■ **Set exercise**
Count lines with the string "Laboratory" in them. State the number alone.

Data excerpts
┌────────

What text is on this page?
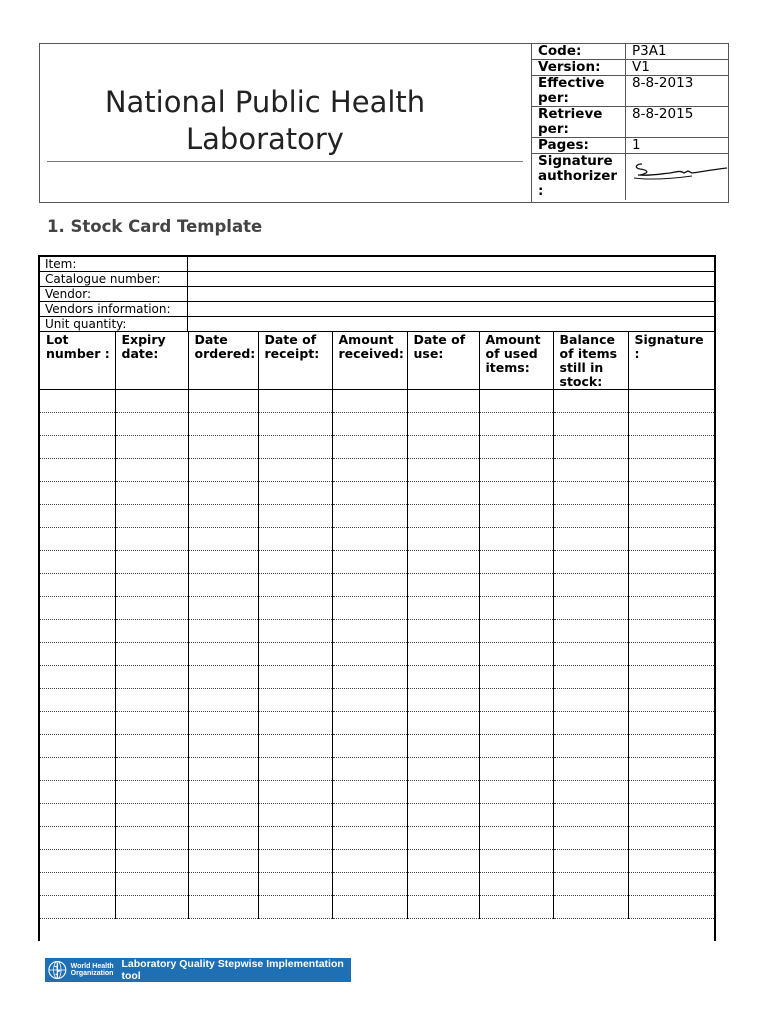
National Public Health Laboratory
Code:	P3A1
Version:	V1
Effective per:	8-8-2013
Retrieve per:	8-8-2015
Pages:	1
Signature authorizer :	
1. Stock Card Template
Item:	
Catalogue number:	
Vendor:	
Vendors information:	
Unit quantity:	
Lot number :	Expiry date:	Date ordered:	Date of receipt:	Amount received:	Date of use:	Amount of used items:	Balance of items still in stock:	Signature :

World Health
Organization
Laboratory Quality Stepwise Implementation tool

└────────

■ **Correct response**
2